SHORT PROBLEM 1 - Summarize the Belco Arts review in two sentences.
SHORT PROBLEM 2 - In the Belco Arts review, which Kingston workshop continues to offer open-access printmaking and a program of print exhibitions?
SHORT PROBLEM 3 - Carry the Belco Arts review forward from the point where it stops.
::: SUPPLIED TEXT
Maggie Stein, Kissing the Earth, linocut, 53 x 55 cm. Photo: Belco Arts.

Belco Arts is Canberra’s premier regional public arts centre. It consistently punches above its weight with exhibitions that are frequently pioneering, exciting and well worth seeing.

Canberra was once the national capital for printmaking with a huge presence at the Canberra School of Art, dedicated works on paper, commercial art galleries and public access print workshops.

Those glory days of the 1980s have long passed, and the mantle may have shifted to Melbourne and Sydney, but interest in printmaking remains vibrant in the national capital, and Megalo in Kingston continues to offer an active, open-access printmaking workshop with a program of print exhibitions.

Square blue composition

Kay Watanabe, Gentle Flow, monotype, 30 x 30 cm. Photo: Belco Arts

Belco Arts put a call out to printmakers throughout Australia to participate in an exhibition with the theme of Habitat – “being the place or environment where we as humans, plants, or animals naturally are located or have found ourselves residing in”. The response has been overwhelming, with approximately 200 prints displayed on the walls in what is a very crowded exhibition.

An open invitation has resulted in an open field of participants. Some of them are the big names in Australian printmaking, including Kay Watanabe, John Pratt, Andrew Totman, Christine Upton and Jo Hollier. In contrast, others are newcomers to printmaking, and there is frequently a degree of uncertainty in their work. There is also a sprinkling of artists who are new to the scene and who are already making exciting work.
::::::
::: DATASET
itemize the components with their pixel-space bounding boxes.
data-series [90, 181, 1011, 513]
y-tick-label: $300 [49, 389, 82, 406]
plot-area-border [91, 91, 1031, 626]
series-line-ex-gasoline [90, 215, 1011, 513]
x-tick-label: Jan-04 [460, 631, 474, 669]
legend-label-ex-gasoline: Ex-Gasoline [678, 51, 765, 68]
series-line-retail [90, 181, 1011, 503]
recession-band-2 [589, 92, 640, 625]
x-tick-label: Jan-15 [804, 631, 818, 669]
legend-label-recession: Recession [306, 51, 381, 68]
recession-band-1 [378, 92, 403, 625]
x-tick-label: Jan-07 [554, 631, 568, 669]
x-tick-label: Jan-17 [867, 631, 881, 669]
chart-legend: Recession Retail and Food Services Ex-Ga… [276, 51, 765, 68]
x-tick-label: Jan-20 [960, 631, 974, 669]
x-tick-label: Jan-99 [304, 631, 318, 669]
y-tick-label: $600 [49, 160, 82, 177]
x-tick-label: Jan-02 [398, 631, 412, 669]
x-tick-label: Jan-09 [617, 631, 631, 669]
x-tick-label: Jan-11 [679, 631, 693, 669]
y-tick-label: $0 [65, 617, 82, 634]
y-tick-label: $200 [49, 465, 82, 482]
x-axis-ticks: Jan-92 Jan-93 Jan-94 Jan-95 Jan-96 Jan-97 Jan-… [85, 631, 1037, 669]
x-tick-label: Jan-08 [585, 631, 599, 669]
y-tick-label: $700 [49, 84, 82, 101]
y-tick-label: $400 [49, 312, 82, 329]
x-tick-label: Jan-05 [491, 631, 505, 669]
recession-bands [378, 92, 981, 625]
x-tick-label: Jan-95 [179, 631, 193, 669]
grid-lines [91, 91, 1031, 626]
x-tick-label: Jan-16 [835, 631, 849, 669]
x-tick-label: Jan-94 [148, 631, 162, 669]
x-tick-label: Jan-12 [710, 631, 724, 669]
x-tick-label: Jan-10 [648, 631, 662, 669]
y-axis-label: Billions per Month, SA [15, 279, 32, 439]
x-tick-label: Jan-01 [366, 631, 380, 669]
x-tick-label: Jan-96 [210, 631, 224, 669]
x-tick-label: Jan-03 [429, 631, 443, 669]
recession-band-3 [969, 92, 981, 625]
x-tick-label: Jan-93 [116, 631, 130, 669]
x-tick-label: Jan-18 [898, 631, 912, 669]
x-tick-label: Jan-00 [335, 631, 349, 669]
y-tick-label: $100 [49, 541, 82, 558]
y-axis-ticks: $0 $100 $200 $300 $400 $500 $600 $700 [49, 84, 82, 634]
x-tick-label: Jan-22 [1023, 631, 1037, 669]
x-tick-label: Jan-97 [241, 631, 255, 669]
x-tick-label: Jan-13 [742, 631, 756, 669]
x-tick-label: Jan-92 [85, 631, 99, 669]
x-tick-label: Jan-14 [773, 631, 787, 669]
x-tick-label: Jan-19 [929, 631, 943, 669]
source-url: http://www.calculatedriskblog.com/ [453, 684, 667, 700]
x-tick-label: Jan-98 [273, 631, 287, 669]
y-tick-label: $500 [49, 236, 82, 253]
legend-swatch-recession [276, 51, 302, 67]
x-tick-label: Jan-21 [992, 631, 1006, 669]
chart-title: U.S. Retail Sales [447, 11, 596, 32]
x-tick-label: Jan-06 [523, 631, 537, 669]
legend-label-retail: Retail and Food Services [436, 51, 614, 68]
::::::
ANSWER 1 - Although Canberra's 1980s heyday as the national capital for printmaking has passed, interest in printmaking there remains vibrant, and Belco Arts, the city's premier regional public arts centre, invited printmakers across Australia to exhibit on the theme of Habitat. The overwhelming response fills the walls with approximately 200 prints by a mix of major names in Australian printmaking, uncertain newcomers and a few new artists already making exciting work.

ANSWER 2 - Megalo.

ANSWER 3 -
Angular abstracted composition over a blue baclground suspended on white

John Pratt, Edge, woodcut, 80 x 70 cm. Photo: Belco Arts.

What is the attraction of printmaking?

Some are drawn to the idea of a democratic multiple. In other words, from the same matrix – a woodblock, block of lino, a metal etching plate or a lithographic stone, among others – an artist may be able to print an edition of original prints. Whereas a painting may cost $10,000, an original print by the same artist may cost only $500, allowing many people to own a piece of high-quality original art.

Also, each printmaking technology has its own unique qualities, so what an artist can achieve in an etching, linocut, lithograph or screenprint cannot be achieved in any other art medium. Prints by Rembrandt, Goya, Picasso and Whistler are valued on par with their paintings.

Women artists dominate the huge Belco Arts show. I would estimate that about 80 per cent of the participating artists are women. Printmaking generally attracts more women than men and, more speculatively, the tree-hugging theme of this show may also appeal more to women than to men.

The printmakers in this show employ a wide range of printmaking technologies, including relief printmaking, lithography, etching, screen printing, monotypes and monoprints, collagraphs, cyanotype, mezzotint and others. Despite the complexity of the technique, many of the prints have a starkness in imagery that underlines our vulnerability and the mood of existing on the eve of destruction.

Reddish fruit-like form over blue-green background

Fatima Killeen, We are what we grow, collagraph, 80 x 60 cm. Photo: Belco Arts

In such a crowded exhibition, it may be foolhardy to speak of highlights; however, Kay Watanabe’s monotype, Gentle Flow, is one of those wonderful, eternal images that invite you to merge into the work and contemplate the passage of time. Maggie Stein’s masterful linocut, Kissing the Earth, has a richness of detail within an overall simplicity, while John Pratt’s woodcut Edge plays with ideas of precariousness and that faint demarcation line between survival and destruction.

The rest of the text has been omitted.